(Collected data)
★ ★ ★ ★ ★

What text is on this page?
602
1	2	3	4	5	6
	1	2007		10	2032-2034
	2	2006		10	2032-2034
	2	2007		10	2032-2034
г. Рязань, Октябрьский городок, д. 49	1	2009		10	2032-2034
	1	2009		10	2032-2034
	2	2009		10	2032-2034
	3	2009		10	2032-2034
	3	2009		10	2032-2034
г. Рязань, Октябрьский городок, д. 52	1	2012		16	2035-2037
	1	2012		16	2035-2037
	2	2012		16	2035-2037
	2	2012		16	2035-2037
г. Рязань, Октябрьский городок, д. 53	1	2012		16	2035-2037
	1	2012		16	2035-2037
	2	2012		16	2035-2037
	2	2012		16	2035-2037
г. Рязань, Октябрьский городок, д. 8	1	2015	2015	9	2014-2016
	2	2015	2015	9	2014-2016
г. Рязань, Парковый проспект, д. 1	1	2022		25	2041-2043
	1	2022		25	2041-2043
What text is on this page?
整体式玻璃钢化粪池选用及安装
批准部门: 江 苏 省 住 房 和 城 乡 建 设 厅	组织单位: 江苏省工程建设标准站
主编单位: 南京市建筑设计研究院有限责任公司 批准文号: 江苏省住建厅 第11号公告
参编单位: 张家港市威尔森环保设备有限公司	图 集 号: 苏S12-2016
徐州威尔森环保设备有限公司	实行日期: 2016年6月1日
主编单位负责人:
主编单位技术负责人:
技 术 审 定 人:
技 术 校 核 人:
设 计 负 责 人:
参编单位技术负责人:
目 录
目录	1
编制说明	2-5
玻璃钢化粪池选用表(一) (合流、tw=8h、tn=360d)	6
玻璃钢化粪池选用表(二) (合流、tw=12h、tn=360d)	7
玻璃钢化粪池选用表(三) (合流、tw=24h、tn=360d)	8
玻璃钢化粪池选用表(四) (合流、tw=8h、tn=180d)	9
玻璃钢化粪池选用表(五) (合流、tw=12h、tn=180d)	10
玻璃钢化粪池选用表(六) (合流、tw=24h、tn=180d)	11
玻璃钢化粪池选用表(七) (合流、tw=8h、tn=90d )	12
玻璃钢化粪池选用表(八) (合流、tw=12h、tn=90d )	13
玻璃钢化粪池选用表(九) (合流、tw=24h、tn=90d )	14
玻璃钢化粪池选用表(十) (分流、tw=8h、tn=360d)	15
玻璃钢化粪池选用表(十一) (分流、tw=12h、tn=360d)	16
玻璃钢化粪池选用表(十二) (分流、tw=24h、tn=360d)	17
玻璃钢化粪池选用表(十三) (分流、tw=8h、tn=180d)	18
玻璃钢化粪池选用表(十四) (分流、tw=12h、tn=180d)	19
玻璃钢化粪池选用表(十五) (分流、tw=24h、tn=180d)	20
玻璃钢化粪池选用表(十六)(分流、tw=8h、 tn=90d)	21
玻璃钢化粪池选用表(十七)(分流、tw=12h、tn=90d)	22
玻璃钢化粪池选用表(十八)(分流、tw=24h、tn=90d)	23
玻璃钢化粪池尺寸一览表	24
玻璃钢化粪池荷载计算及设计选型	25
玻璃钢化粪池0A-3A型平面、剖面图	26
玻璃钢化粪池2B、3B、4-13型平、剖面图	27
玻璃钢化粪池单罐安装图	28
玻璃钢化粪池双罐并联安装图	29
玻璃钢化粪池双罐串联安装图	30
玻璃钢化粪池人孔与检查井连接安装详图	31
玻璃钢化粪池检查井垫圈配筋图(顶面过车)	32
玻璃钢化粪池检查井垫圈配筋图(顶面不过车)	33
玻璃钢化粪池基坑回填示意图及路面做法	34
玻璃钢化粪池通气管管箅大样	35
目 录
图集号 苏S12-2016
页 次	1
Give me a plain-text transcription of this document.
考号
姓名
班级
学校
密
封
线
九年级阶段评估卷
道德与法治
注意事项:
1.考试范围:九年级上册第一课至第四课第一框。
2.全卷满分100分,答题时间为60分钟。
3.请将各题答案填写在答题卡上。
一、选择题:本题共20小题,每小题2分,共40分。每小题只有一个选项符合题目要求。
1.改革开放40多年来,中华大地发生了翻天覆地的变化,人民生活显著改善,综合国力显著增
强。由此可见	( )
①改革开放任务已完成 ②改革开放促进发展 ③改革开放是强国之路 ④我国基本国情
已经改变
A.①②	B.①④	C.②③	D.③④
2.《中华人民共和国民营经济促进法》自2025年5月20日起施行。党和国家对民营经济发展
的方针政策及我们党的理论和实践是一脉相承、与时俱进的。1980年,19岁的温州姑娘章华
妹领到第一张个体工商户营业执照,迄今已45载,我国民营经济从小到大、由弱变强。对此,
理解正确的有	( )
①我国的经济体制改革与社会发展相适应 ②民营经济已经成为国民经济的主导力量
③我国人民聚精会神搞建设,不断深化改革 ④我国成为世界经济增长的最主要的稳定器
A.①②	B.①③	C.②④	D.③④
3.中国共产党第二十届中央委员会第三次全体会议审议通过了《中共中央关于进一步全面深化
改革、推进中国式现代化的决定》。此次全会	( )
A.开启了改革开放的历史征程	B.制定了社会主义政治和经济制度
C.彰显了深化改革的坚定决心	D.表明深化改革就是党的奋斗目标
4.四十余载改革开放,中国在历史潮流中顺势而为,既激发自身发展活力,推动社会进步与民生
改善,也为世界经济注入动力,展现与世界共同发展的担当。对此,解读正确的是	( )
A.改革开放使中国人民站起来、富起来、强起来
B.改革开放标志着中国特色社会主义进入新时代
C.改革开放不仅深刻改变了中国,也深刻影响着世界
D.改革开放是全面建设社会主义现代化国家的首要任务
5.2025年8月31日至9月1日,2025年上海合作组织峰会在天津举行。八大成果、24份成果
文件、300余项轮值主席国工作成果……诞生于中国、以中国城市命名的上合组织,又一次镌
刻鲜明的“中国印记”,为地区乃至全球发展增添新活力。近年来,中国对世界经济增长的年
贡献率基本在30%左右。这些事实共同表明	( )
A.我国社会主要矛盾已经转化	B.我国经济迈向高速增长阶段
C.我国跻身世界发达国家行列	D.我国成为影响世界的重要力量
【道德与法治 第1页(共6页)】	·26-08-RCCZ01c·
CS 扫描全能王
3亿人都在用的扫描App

★ ★ ★ ★ ★

▸ **TASK GOAL**: Exactly reproduce all of the entries above.

▸ **ANSWER TO THE EXERCISE**:
What text is on this page?
602
1	2	3	4	5	6
	1	2007		10	2032-2034
	2	2006		10	2032-2034
	2	2007		10	2032-2034
г. Рязань, Октябрьский городок, д. 49	1	2009		10	2032-2034
	1	2009		10	2032-2034
	2	2009		10	2032-2034
	3	2009		10	2032-2034
	3	2009		10	2032-2034
г. Рязань, Октябрьский городок, д. 52	1	2012		16	2035-2037
	1	2012		16	2035-2037
	2	2012		16	2035-2037
	2	2012		16	2035-2037
г. Рязань, Октябрьский городок, д. 53	1	2012		16	2035-2037
	1	2012		16	2035-2037
	2	2012		16	2035-2037
	2	2012		16	2035-2037
г. Рязань, Октябрьский городок, д. 8	1	2015	2015	9	2014-2016
	2	2015	2015	9	2014-2016
г. Рязань, Парковый проспект, д. 1	1	2022		25	2041-2043
	1	2022		25	2041-2043
What text is on this page?
整体式玻璃钢化粪池选用及安装
批准部门: 江 苏 省 住 房 和 城 乡 建 设 厅	组织单位: 江苏省工程建设标准站
主编单位: 南京市建筑设计研究院有限责任公司 批准文号: 江苏省住建厅 第11号公告
参编单位: 张家港市威尔森环保设备有限公司	图 集 号: 苏S12-2016
徐州威尔森环保设备有限公司	实行日期: 2016年6月1日
主编单位负责人:
主编单位技术负责人:
技 术 审 定 人:
技 术 校 核 人:
设 计 负 责 人:
参编单位技术负责人:
目 录
目录	1
编制说明	2-5
玻璃钢化粪池选用表(一) (合流、tw=8h、tn=360d)	6
玻璃钢化粪池选用表(二) (合流、tw=12h、tn=360d)	7
玻璃钢化粪池选用表(三) (合流、tw=24h、tn=360d)	8
玻璃钢化粪池选用表(四) (合流、tw=8h、tn=180d)	9
玻璃钢化粪池选用表(五) (合流、tw=12h、tn=180d)	10
玻璃钢化粪池选用表(六) (合流、tw=24h、tn=180d)	11
玻璃钢化粪池选用表(七) (合流、tw=8h、tn=90d )	12
玻璃钢化粪池选用表(八) (合流、tw=12h、tn=90d )	13
玻璃钢化粪池选用表(九) (合流、tw=24h、tn=90d )	14
玻璃钢化粪池选用表(十) (分流、tw=8h、tn=360d)	15
玻璃钢化粪池选用表(十一) (分流、tw=12h、tn=360d)	16
玻璃钢化粪池选用表(十二) (分流、tw=24h、tn=360d)	17
玻璃钢化粪池选用表(十三) (分流、tw=8h、tn=180d)	18
玻璃钢化粪池选用表(十四) (分流、tw=12h、tn=180d)	19
玻璃钢化粪池选用表(十五) (分流、tw=24h、tn=180d)	20
玻璃钢化粪池选用表(十六)(分流、tw=8h、 tn=90d)	21
玻璃钢化粪池选用表(十七)(分流、tw=12h、tn=90d)	22
玻璃钢化粪池选用表(十八)(分流、tw=24h、tn=90d)	23
玻璃钢化粪池尺寸一览表	24
玻璃钢化粪池荷载计算及设计选型	25
玻璃钢化粪池0A-3A型平面、剖面图	26
玻璃钢化粪池2B、3B、4-13型平、剖面图	27
玻璃钢化粪池单罐安装图	28
玻璃钢化粪池双罐并联安装图	29
玻璃钢化粪池双罐串联安装图	30
玻璃钢化粪池人孔与检查井连接安装详图	31
玻璃钢化粪池检查井垫圈配筋图(顶面过车)	32
玻璃钢化粪池检查井垫圈配筋图(顶面不过车)	33
玻璃钢化粪池基坑回填示意图及路面做法	34
玻璃钢化粪池通气管管箅大样	35
目 录
图集号 苏S12-2016
页 次	1
Give me a plain-text transcription of this document.
考号
姓名
班级
学校
密
封
线
九年级阶段评估卷
道德与法治
注意事项:
1.考试范围:九年级上册第一课至第四课第一框。
2.全卷满分100分,答题时间为60分钟。
3.请将各题答案填写在答题卡上。
一、选择题:本题共20小题,每小题2分,共40分。每小题只有一个选项符合题目要求。
1.改革开放40多年来,中华大地发生了翻天覆地的变化,人民生活显著改善,综合国力显著增
强。由此可见	( )
①改革开放任务已完成 ②改革开放促进发展 ③改革开放是强国之路 ④我国基本国情
已经改变
A.①②	B.①④	C.②③	D.③④
2.《中华人民共和国民营经济促进法》自2025年5月20日起施行。党和国家对民营经济发展
的方针政策及我们党的理论和实践是一脉相承、与时俱进的。1980年,19岁的温州姑娘章华
妹领到第一张个体工商户营业执照,迄今已45载,我国民营经济从小到大、由弱变强。对此,
理解正确的有	( )
①我国的经济体制改革与社会发展相适应 ②民营经济已经成为国民经济的主导力量
③我国人民聚精会神搞建设,不断深化改革 ④我国成为世界经济增长的最主要的稳定器
A.①②	B.①③	C.②④	D.③④
3.中国共产党第二十届中央委员会第三次全体会议审议通过了《中共中央关于进一步全面深化
改革、推进中国式现代化的决定》。此次全会	( )
A.开启了改革开放的历史征程	B.制定了社会主义政治和经济制度
C.彰显了深化改革的坚定决心	D.表明深化改革就是党的奋斗目标
4.四十余载改革开放,中国在历史潮流中顺势而为,既激发自身发展活力,推动社会进步与民生
改善,也为世界经济注入动力,展现与世界共同发展的担当。对此,解读正确的是	( )
A.改革开放使中国人民站起来、富起来、强起来
B.改革开放标志着中国特色社会主义进入新时代
C.改革开放不仅深刻改变了中国,也深刻影响着世界
D.改革开放是全面建设社会主义现代化国家的首要任务
5.2025年8月31日至9月1日,2025年上海合作组织峰会在天津举行。八大成果、24份成果
文件、300余项轮值主席国工作成果……诞生于中国、以中国城市命名的上合组织,又一次镌
刻鲜明的“中国印记”,为地区乃至全球发展增添新活力。近年来,中国对世界经济增长的年
贡献率基本在30%左右。这些事实共同表明	( )
A.我国社会主要矛盾已经转化	B.我国经济迈向高速增长阶段
C.我国跻身世界发达国家行列	D.我国成为影响世界的重要力量
【道德与法治 第1页(共6页)】	·26-08-RCCZ01c·
CS 扫描全能王
3亿人都在用的扫描App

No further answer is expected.